Start of Given information

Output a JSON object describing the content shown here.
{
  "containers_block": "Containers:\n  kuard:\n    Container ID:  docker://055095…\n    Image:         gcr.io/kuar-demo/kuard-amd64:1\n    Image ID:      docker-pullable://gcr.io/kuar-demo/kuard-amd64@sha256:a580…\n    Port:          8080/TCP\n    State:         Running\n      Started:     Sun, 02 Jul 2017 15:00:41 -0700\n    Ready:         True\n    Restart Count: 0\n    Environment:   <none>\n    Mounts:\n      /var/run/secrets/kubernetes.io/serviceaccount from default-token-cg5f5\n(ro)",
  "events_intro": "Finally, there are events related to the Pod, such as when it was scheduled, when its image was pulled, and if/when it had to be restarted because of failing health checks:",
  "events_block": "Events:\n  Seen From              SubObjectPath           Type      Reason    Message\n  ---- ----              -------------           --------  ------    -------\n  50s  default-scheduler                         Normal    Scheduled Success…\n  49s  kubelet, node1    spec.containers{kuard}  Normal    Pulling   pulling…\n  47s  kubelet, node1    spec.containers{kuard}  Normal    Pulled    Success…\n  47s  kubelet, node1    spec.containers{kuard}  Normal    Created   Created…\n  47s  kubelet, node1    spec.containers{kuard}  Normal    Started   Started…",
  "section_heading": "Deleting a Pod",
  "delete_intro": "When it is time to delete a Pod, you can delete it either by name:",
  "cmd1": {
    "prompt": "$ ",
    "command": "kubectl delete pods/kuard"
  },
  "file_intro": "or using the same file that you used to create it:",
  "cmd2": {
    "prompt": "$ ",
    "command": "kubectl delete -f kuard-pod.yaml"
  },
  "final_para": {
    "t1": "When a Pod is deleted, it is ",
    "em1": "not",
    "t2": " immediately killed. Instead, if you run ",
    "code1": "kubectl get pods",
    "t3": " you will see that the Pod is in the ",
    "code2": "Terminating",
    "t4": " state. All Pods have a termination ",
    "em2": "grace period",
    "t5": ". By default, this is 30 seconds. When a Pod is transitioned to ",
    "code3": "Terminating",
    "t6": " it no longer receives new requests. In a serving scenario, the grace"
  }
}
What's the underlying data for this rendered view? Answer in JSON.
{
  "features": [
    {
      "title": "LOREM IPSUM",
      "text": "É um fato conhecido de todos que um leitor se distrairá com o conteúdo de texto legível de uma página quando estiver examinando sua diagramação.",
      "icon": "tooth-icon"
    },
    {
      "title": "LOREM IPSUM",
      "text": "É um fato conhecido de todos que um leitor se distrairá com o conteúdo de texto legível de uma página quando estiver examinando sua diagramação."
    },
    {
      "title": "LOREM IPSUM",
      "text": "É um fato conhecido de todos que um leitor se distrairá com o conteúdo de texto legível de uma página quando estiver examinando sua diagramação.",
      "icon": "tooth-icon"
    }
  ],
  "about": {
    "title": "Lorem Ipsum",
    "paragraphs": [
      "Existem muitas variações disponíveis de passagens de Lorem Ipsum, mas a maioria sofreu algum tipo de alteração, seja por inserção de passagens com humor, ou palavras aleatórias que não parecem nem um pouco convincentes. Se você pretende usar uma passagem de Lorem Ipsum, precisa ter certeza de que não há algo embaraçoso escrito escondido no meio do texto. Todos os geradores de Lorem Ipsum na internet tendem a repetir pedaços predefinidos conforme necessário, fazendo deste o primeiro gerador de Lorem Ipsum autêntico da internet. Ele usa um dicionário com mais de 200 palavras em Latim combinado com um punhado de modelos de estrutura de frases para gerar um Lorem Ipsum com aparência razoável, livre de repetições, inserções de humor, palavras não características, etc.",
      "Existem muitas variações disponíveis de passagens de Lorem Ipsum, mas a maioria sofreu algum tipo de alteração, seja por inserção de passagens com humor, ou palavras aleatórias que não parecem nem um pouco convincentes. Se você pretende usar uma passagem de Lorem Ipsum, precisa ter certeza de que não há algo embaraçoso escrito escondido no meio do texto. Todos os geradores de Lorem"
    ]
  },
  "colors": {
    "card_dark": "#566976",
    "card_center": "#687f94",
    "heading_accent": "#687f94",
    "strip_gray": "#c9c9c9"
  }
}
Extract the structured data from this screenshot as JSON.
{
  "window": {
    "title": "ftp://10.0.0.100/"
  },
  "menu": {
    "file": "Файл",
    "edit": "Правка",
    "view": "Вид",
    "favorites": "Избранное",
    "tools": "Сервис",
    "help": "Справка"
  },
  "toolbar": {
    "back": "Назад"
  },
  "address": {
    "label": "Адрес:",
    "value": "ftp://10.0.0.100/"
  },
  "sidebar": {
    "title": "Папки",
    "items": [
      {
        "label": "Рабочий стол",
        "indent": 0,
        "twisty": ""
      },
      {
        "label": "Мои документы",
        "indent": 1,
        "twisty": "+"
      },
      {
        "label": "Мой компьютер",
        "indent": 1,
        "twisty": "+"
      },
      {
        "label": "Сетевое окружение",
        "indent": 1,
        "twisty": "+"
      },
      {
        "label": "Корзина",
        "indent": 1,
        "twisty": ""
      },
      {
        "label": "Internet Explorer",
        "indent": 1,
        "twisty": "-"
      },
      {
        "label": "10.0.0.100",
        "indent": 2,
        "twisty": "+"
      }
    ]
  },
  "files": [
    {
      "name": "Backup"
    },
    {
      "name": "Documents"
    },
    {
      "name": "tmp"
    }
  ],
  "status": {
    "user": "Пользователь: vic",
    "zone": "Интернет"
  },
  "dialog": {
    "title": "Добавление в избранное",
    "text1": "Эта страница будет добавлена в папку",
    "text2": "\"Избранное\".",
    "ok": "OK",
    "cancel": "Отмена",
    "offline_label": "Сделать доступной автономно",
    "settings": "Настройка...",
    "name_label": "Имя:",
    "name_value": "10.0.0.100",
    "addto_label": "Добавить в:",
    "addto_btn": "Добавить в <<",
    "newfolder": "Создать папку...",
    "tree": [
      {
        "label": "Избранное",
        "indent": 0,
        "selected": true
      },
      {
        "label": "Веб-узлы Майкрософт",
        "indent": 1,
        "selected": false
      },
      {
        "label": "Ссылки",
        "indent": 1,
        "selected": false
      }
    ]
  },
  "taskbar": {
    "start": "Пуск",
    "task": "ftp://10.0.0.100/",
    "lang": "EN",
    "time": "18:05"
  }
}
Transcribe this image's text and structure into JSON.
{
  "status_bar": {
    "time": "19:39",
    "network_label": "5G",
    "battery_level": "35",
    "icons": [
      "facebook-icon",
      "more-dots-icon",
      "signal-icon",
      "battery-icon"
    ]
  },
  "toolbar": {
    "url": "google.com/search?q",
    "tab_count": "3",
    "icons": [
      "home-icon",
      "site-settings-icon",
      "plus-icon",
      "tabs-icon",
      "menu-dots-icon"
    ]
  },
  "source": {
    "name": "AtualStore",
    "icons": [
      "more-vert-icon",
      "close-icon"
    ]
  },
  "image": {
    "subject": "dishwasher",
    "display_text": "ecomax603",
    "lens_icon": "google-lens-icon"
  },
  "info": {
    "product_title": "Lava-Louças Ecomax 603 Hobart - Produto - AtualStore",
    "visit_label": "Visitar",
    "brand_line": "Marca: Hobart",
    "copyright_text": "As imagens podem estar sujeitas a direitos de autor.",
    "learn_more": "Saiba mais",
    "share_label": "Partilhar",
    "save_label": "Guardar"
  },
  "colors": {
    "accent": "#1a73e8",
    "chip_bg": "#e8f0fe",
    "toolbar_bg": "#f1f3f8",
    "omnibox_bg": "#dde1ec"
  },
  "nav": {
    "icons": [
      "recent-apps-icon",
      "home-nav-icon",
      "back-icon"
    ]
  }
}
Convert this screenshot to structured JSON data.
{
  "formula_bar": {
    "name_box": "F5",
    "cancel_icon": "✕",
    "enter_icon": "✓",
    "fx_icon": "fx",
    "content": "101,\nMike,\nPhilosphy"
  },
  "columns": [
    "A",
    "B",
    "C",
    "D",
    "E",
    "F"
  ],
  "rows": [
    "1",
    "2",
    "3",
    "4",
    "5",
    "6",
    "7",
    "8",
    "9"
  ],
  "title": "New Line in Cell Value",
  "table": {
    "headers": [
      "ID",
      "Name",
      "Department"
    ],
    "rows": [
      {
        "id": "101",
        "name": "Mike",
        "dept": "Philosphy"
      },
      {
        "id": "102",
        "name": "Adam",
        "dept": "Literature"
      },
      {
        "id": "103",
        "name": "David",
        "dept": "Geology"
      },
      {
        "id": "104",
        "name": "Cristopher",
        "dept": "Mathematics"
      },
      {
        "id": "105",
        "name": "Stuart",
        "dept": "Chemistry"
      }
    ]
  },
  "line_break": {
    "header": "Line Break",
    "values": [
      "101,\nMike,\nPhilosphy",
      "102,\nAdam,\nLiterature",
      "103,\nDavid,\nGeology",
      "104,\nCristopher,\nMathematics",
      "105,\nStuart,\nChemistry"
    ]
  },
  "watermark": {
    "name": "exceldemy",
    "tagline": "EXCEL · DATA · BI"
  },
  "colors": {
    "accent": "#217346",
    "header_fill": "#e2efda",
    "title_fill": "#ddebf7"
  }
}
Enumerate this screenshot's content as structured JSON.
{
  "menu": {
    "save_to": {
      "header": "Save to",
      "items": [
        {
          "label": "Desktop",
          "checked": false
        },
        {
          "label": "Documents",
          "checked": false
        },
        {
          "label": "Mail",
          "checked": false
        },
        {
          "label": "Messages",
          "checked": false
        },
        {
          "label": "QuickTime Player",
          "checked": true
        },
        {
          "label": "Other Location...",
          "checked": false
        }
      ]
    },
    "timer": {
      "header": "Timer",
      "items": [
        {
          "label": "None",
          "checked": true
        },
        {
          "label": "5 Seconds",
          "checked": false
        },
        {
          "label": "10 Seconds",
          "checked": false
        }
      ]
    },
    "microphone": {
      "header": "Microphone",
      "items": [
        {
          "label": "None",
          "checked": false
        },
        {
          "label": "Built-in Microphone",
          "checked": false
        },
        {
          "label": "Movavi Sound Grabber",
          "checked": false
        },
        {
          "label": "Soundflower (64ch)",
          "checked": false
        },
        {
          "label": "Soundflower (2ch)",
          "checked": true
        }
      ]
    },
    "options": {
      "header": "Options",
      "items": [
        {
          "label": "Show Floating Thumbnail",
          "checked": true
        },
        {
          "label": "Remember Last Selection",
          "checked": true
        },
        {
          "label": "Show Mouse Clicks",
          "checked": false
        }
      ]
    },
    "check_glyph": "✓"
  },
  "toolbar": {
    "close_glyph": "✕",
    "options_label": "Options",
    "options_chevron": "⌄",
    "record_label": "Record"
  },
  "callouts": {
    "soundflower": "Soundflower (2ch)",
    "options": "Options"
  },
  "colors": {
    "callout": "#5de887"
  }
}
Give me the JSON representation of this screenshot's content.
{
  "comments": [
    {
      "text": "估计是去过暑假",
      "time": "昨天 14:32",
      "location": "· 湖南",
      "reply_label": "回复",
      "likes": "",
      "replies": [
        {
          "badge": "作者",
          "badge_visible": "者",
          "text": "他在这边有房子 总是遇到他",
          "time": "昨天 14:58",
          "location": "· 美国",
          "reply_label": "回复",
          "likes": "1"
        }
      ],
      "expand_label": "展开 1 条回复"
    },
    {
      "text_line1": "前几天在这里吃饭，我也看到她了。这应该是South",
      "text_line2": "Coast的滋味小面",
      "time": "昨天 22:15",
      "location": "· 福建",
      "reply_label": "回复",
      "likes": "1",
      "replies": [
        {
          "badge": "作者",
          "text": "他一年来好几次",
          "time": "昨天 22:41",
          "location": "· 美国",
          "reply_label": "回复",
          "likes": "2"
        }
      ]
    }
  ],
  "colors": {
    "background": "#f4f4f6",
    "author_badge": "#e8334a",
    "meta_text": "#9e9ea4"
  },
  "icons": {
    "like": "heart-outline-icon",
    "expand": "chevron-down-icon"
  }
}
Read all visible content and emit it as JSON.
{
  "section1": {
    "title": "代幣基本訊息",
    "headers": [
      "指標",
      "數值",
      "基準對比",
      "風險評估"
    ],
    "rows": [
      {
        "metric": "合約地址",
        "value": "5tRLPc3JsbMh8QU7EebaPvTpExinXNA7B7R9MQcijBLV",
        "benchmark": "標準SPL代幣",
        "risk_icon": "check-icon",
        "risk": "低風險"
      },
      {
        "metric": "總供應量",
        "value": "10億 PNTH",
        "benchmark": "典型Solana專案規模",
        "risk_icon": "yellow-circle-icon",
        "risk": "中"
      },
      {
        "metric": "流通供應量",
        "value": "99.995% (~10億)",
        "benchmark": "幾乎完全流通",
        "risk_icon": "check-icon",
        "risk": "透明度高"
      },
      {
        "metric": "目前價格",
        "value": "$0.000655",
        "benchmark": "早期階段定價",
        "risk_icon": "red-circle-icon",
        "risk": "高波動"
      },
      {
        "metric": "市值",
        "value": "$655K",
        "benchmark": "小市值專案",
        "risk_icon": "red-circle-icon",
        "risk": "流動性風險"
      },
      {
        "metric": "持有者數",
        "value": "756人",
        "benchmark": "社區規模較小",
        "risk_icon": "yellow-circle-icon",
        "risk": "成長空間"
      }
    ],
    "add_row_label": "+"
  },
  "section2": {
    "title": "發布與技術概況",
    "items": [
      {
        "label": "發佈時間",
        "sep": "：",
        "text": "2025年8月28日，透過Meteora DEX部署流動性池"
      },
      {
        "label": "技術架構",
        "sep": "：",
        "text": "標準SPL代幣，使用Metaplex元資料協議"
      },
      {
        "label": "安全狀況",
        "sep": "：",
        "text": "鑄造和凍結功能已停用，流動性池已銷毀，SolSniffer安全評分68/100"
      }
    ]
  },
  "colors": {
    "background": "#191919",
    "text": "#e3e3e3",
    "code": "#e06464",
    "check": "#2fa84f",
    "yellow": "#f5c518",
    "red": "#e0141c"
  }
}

End of Given information

▸ **Short problem**: Look through the entries above; copy every line holding the string "structured".

▸ **Exercise output**:
Extract the structured data from this screenshot as JSON.
Convert this screenshot to structured JSON data.
Enumerate this screenshot's content as structured JSON.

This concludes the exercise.